● **Written exercise**: Pictures are not part of the copy; repeat everything else in the records exactly.

(Figure collection entries)
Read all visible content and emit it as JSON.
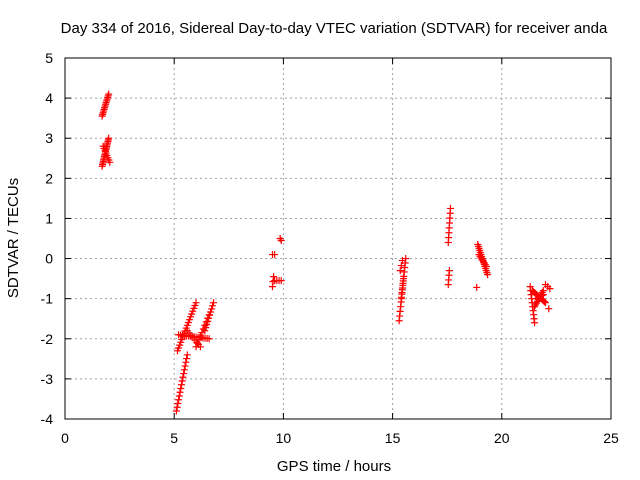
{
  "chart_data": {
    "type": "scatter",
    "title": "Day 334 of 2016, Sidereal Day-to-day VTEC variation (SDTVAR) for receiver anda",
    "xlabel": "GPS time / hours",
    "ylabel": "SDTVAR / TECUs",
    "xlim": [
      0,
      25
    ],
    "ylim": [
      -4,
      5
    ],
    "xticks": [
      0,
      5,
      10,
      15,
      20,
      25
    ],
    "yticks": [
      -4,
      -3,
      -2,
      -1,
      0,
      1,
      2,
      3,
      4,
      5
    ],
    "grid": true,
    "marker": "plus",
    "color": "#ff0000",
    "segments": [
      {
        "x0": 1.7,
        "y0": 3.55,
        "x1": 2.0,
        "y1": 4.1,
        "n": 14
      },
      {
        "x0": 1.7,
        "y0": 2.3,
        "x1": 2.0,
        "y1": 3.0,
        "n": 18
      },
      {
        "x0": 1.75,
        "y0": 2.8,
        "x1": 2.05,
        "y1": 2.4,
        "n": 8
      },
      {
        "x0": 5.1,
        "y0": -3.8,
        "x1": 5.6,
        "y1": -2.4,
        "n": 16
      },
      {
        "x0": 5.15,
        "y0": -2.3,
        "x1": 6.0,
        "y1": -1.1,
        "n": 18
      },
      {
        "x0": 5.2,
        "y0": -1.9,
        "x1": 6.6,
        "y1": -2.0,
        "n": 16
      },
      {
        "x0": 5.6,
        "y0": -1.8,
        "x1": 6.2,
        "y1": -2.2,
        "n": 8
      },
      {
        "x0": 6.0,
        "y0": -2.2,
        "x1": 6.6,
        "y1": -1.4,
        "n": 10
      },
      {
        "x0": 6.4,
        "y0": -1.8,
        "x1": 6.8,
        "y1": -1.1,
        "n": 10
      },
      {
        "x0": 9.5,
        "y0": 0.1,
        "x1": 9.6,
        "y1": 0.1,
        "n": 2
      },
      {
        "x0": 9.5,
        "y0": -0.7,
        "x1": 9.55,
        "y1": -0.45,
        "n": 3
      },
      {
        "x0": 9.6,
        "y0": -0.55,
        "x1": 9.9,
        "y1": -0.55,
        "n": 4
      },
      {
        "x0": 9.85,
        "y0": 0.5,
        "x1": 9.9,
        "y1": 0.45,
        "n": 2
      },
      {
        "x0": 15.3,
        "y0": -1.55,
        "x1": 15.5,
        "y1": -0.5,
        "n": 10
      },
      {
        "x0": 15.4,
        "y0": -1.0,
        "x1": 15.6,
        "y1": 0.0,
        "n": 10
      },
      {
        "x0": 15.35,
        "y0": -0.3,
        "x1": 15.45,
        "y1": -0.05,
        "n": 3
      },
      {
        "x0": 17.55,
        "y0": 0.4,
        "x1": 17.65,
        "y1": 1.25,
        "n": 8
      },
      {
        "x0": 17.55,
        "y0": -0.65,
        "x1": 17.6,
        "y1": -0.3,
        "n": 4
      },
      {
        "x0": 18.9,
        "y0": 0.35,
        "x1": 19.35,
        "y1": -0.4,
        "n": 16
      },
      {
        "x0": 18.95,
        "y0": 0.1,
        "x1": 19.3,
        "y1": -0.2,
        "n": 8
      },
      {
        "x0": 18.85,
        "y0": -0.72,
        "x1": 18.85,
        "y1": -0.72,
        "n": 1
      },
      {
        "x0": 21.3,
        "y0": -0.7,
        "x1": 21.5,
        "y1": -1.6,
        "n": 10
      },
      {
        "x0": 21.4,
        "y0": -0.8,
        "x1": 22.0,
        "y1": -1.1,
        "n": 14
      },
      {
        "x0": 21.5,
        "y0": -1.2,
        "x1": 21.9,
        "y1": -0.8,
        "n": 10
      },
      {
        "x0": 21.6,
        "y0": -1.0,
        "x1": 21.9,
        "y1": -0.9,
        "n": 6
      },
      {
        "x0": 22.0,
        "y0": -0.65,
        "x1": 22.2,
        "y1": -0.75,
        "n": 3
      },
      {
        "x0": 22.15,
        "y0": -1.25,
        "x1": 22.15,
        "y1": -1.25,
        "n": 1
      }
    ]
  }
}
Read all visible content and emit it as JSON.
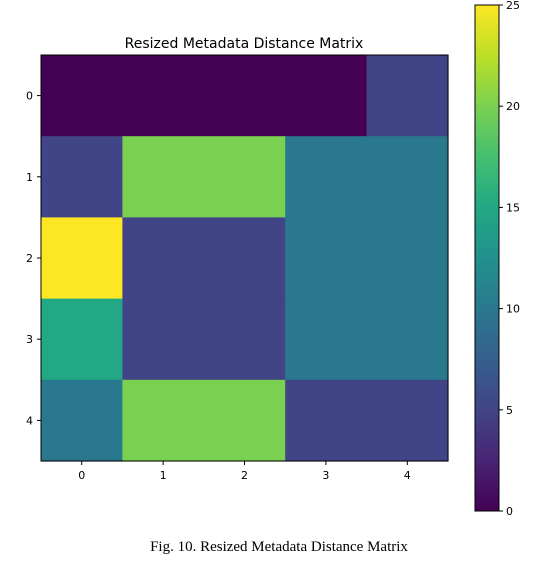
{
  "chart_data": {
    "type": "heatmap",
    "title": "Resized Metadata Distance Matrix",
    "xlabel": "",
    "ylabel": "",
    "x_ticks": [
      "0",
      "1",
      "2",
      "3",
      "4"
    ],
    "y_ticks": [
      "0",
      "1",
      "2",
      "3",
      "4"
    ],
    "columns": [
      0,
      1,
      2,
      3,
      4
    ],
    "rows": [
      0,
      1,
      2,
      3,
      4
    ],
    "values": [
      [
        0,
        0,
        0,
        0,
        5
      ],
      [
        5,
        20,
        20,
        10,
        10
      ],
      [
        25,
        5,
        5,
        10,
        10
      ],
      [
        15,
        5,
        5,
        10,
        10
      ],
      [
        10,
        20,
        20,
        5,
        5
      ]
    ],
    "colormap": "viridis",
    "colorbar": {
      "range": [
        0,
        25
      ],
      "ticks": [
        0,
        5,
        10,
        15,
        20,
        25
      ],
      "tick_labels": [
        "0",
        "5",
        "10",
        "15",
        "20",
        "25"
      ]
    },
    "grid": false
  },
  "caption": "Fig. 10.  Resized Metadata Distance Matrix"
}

● **Solution for this task**:
Read all visible content and emit it as JSON.
{
  "chart_data": {
    "type": "scatter",
    "title": "Day 334 of 2016, Sidereal Day-to-day VTEC variation (SDTVAR) for receiver anda",
    "xlabel": "GPS time / hours",
    "ylabel": "SDTVAR / TECUs",
    "xlim": [
      0,
      25
    ],
    "ylim": [
      -4,
      5
    ],
    "xticks": [
      0,
      5,
      10,
      15,
      20,
      25
    ],
    "yticks": [
      -4,
      -3,
      -2,
      -1,
      0,
      1,
      2,
      3,
      4,
      5
    ],
    "grid": true,
    "marker": "plus",
    "color": "#ff0000",
    "segments": [
      {
        "x0": 1.7,
        "y0": 3.55,
        "x1": 2.0,
        "y1": 4.1,
        "n": 14
      },
      {
        "x0": 1.7,
        "y0": 2.3,
        "x1": 2.0,
        "y1": 3.0,
        "n": 18
      },
      {
        "x0": 1.75,
        "y0": 2.8,
        "x1": 2.05,
        "y1": 2.4,
        "n": 8
      },
      {
        "x0": 5.1,
        "y0": -3.8,
        "x1": 5.6,
        "y1": -2.4,
        "n": 16
      },
      {
        "x0": 5.15,
        "y0": -2.3,
        "x1": 6.0,
        "y1": -1.1,
        "n": 18
      },
      {
        "x0": 5.2,
        "y0": -1.9,
        "x1": 6.6,
        "y1": -2.0,
        "n": 16
      },
      {
        "x0": 5.6,
        "y0": -1.8,
        "x1": 6.2,
        "y1": -2.2,
        "n": 8
      },
      {
        "x0": 6.0,
        "y0": -2.2,
        "x1": 6.6,
        "y1": -1.4,
        "n": 10
      },
      {
        "x0": 6.4,
        "y0": -1.8,
        "x1": 6.8,
        "y1": -1.1,
        "n": 10
      },
      {
        "x0": 9.5,
        "y0": 0.1,
        "x1": 9.6,
        "y1": 0.1,
        "n": 2
      },
      {
        "x0": 9.5,
        "y0": -0.7,
        "x1": 9.55,
        "y1": -0.45,
        "n": 3
      },
      {
        "x0": 9.6,
        "y0": -0.55,
        "x1": 9.9,
        "y1": -0.55,
        "n": 4
      },
      {
        "x0": 9.85,
        "y0": 0.5,
        "x1": 9.9,
        "y1": 0.45,
        "n": 2
      },
      {
        "x0": 15.3,
        "y0": -1.55,
        "x1": 15.5,
        "y1": -0.5,
        "n": 10
      },
      {
        "x0": 15.4,
        "y0": -1.0,
        "x1": 15.6,
        "y1": 0.0,
        "n": 10
      },
      {
        "x0": 15.35,
        "y0": -0.3,
        "x1": 15.45,
        "y1": -0.05,
        "n": 3
      },
      {
        "x0": 17.55,
        "y0": 0.4,
        "x1": 17.65,
        "y1": 1.25,
        "n": 8
      },
      {
        "x0": 17.55,
        "y0": -0.65,
        "x1": 17.6,
        "y1": -0.3,
        "n": 4
      },
      {
        "x0": 18.9,
        "y0": 0.35,
        "x1": 19.35,
        "y1": -0.4,
        "n": 16
      },
      {
        "x0": 18.95,
        "y0": 0.1,
        "x1": 19.3,
        "y1": -0.2,
        "n": 8
      },
      {
        "x0": 18.85,
        "y0": -0.72,
        "x1": 18.85,
        "y1": -0.72,
        "n": 1
      },
      {
        "x0": 21.3,
        "y0": -0.7,
        "x1": 21.5,
        "y1": -1.6,
        "n": 10
      },
      {
        "x0": 21.4,
        "y0": -0.8,
        "x1": 22.0,
        "y1": -1.1,
        "n": 14
      },
      {
        "x0": 21.5,
        "y0": -1.2,
        "x1": 21.9,
        "y1": -0.8,
        "n": 10
      },
      {
        "x0": 21.6,
        "y0": -1.0,
        "x1": 21.9,
        "y1": -0.9,
        "n": 6
      },
      {
        "x0": 22.0,
        "y0": -0.65,
        "x1": 22.2,
        "y1": -0.75,
        "n": 3
      },
      {
        "x0": 22.15,
        "y0": -1.25,
        "x1": 22.15,
        "y1": -1.25,
        "n": 1
      }
    ]
  }
}
Read all visible content and emit it as JSON.
{
  "chart_data": {
    "type": "heatmap",
    "title": "Resized Metadata Distance Matrix",
    "xlabel": "",
    "ylabel": "",
    "x_ticks": [
      "0",
      "1",
      "2",
      "3",
      "4"
    ],
    "y_ticks": [
      "0",
      "1",
      "2",
      "3",
      "4"
    ],
    "columns": [
      0,
      1,
      2,
      3,
      4
    ],
    "rows": [
      0,
      1,
      2,
      3,
      4
    ],
    "values": [
      [
        0,
        0,
        0,
        0,
        5
      ],
      [
        5,
        20,
        20,
        10,
        10
      ],
      [
        25,
        5,
        5,
        10,
        10
      ],
      [
        15,
        5,
        5,
        10,
        10
      ],
      [
        10,
        20,
        20,
        5,
        5
      ]
    ],
    "colormap": "viridis",
    "colorbar": {
      "range": [
        0,
        25
      ],
      "ticks": [
        0,
        5,
        10,
        15,
        20,
        25
      ],
      "tick_labels": [
        "0",
        "5",
        "10",
        "15",
        "20",
        "25"
      ]
    },
    "grid": false
  },
  "caption": "Fig. 10.  Resized Metadata Distance Matrix"
}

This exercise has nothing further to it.